====== Provided data ======

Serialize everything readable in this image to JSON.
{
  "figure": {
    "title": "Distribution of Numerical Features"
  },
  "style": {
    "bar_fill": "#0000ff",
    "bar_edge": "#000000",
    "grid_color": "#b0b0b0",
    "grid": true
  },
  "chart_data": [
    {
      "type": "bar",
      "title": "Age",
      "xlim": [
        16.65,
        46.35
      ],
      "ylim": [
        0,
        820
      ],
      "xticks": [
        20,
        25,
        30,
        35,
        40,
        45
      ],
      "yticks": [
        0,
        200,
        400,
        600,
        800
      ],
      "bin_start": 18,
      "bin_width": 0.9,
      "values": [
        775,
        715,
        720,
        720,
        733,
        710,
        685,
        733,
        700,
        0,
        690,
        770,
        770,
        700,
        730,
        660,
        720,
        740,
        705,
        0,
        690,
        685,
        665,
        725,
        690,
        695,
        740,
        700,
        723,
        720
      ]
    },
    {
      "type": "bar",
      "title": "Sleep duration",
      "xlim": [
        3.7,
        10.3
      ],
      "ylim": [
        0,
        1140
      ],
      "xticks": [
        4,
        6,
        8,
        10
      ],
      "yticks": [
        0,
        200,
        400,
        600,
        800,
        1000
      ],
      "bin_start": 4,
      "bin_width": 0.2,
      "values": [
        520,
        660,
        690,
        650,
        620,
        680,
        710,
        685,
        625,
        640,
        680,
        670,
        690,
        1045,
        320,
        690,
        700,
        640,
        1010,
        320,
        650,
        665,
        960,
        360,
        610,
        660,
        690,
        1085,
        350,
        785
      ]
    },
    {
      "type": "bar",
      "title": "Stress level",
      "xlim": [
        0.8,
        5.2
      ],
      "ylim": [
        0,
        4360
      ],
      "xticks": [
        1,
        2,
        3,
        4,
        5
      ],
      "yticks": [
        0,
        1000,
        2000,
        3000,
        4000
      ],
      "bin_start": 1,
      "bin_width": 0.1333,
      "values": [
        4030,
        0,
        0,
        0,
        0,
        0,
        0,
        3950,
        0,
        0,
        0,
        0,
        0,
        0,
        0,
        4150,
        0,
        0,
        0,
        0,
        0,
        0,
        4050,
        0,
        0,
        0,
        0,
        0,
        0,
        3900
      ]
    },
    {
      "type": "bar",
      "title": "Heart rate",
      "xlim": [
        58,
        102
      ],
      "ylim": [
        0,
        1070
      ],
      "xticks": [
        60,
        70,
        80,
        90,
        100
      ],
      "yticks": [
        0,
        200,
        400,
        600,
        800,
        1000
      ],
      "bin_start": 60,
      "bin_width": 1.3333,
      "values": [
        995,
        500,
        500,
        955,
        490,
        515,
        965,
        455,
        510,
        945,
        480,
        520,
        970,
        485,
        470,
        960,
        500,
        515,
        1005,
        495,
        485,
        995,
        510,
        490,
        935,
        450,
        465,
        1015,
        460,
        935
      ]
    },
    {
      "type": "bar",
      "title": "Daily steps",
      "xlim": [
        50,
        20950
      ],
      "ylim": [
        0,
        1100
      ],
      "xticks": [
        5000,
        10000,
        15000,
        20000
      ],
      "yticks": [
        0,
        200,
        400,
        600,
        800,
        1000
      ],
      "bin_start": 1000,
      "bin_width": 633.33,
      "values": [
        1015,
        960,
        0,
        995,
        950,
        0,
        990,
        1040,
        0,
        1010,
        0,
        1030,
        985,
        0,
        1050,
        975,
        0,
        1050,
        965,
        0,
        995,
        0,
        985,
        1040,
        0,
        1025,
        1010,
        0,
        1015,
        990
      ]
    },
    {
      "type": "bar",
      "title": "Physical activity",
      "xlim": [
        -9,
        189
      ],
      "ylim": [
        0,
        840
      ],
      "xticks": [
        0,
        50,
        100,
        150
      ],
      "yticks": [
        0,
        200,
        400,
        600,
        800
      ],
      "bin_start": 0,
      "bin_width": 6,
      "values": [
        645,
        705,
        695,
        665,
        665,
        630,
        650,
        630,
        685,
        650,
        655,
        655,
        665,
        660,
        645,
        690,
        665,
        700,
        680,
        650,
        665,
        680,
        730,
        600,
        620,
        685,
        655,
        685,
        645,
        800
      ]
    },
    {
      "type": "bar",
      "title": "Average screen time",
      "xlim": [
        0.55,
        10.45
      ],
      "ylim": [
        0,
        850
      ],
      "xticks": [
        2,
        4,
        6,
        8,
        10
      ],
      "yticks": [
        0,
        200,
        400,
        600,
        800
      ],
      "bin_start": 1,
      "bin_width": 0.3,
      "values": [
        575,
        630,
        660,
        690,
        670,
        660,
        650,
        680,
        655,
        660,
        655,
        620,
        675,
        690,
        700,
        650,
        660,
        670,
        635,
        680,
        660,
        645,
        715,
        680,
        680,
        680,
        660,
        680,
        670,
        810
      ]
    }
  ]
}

======

◆ Exercise
Type out the material again exactly as presented.

◆ Written answer
Serialize everything readable in this image to JSON.
{
  "figure": {
    "title": "Distribution of Numerical Features"
  },
  "style": {
    "bar_fill": "#0000ff",
    "bar_edge": "#000000",
    "grid_color": "#b0b0b0",
    "grid": true
  },
  "chart_data": [
    {
      "type": "bar",
      "title": "Age",
      "xlim": [
        16.65,
        46.35
      ],
      "ylim": [
        0,
        820
      ],
      "xticks": [
        20,
        25,
        30,
        35,
        40,
        45
      ],
      "yticks": [
        0,
        200,
        400,
        600,
        800
      ],
      "bin_start": 18,
      "bin_width": 0.9,
      "values": [
        775,
        715,
        720,
        720,
        733,
        710,
        685,
        733,
        700,
        0,
        690,
        770,
        770,
        700,
        730,
        660,
        720,
        740,
        705,
        0,
        690,
        685,
        665,
        725,
        690,
        695,
        740,
        700,
        723,
        720
      ]
    },
    {
      "type": "bar",
      "title": "Sleep duration",
      "xlim": [
        3.7,
        10.3
      ],
      "ylim": [
        0,
        1140
      ],
      "xticks": [
        4,
        6,
        8,
        10
      ],
      "yticks": [
        0,
        200,
        400,
        600,
        800,
        1000
      ],
      "bin_start": 4,
      "bin_width": 0.2,
      "values": [
        520,
        660,
        690,
        650,
        620,
        680,
        710,
        685,
        625,
        640,
        680,
        670,
        690,
        1045,
        320,
        690,
        700,
        640,
        1010,
        320,
        650,
        665,
        960,
        360,
        610,
        660,
        690,
        1085,
        350,
        785
      ]
    },
    {
      "type": "bar",
      "title": "Stress level",
      "xlim": [
        0.8,
        5.2
      ],
      "ylim": [
        0,
        4360
      ],
      "xticks": [
        1,
        2,
        3,
        4,
        5
      ],
      "yticks": [
        0,
        1000,
        2000,
        3000,
        4000
      ],
      "bin_start": 1,
      "bin_width": 0.1333,
      "values": [
        4030,
        0,
        0,
        0,
        0,
        0,
        0,
        3950,
        0,
        0,
        0,
        0,
        0,
        0,
        0,
        4150,
        0,
        0,
        0,
        0,
        0,
        0,
        4050,
        0,
        0,
        0,
        0,
        0,
        0,
        3900
      ]
    },
    {
      "type": "bar",
      "title": "Heart rate",
      "xlim": [
        58,
        102
      ],
      "ylim": [
        0,
        1070
      ],
      "xticks": [
        60,
        70,
        80,
        90,
        100
      ],
      "yticks": [
        0,
        200,
        400,
        600,
        800,
        1000
      ],
      "bin_start": 60,
      "bin_width": 1.3333,
      "values": [
        995,
        500,
        500,
        955,
        490,
        515,
        965,
        455,
        510,
        945,
        480,
        520,
        970,
        485,
        470,
        960,
        500,
        515,
        1005,
        495,
        485,
        995,
        510,
        490,
        935,
        450,
        465,
        1015,
        460,
        935
      ]
    },
    {
      "type": "bar",
      "title": "Daily steps",
      "xlim": [
        50,
        20950
      ],
      "ylim": [
        0,
        1100
      ],
      "xticks": [
        5000,
        10000,
        15000,
        20000
      ],
      "yticks": [
        0,
        200,
        400,
        600,
        800,
        1000
      ],
      "bin_start": 1000,
      "bin_width": 633.33,
      "values": [
        1015,
        960,
        0,
        995,
        950,
        0,
        990,
        1040,
        0,
        1010,
        0,
        1030,
        985,
        0,
        1050,
        975,
        0,
        1050,
        965,
        0,
        995,
        0,
        985,
        1040,
        0,
        1025,
        1010,
        0,
        1015,
        990
      ]
    },
    {
      "type": "bar",
      "title": "Physical activity",
      "xlim": [
        -9,
        189
      ],
      "ylim": [
        0,
        840
      ],
      "xticks": [
        0,
        50,
        100,
        150
      ],
      "yticks": [
        0,
        200,
        400,
        600,
        800
      ],
      "bin_start": 0,
      "bin_width": 6,
      "values": [
        645,
        705,
        695,
        665,
        665,
        630,
        650,
        630,
        685,
        650,
        655,
        655,
        665,
        660,
        645,
        690,
        665,
        700,
        680,
        650,
        665,
        680,
        730,
        600,
        620,
        685,
        655,
        685,
        645,
        800
      ]
    },
    {
      "type": "bar",
      "title": "Average screen time",
      "xlim": [
        0.55,
        10.45
      ],
      "ylim": [
        0,
        850
      ],
      "xticks": [
        2,
        4,
        6,
        8,
        10
      ],
      "yticks": [
        0,
        200,
        400,
        600,
        800
      ],
      "bin_start": 1,
      "bin_width": 0.3,
      "values": [
        575,
        630,
        660,
        690,
        670,
        660,
        650,
        680,
        655,
        660,
        655,
        620,
        675,
        690,
        700,
        650,
        660,
        670,
        635,
        680,
        660,
        645,
        715,
        680,
        680,
        680,
        660,
        680,
        670,
        810
      ]
    }
  ]
}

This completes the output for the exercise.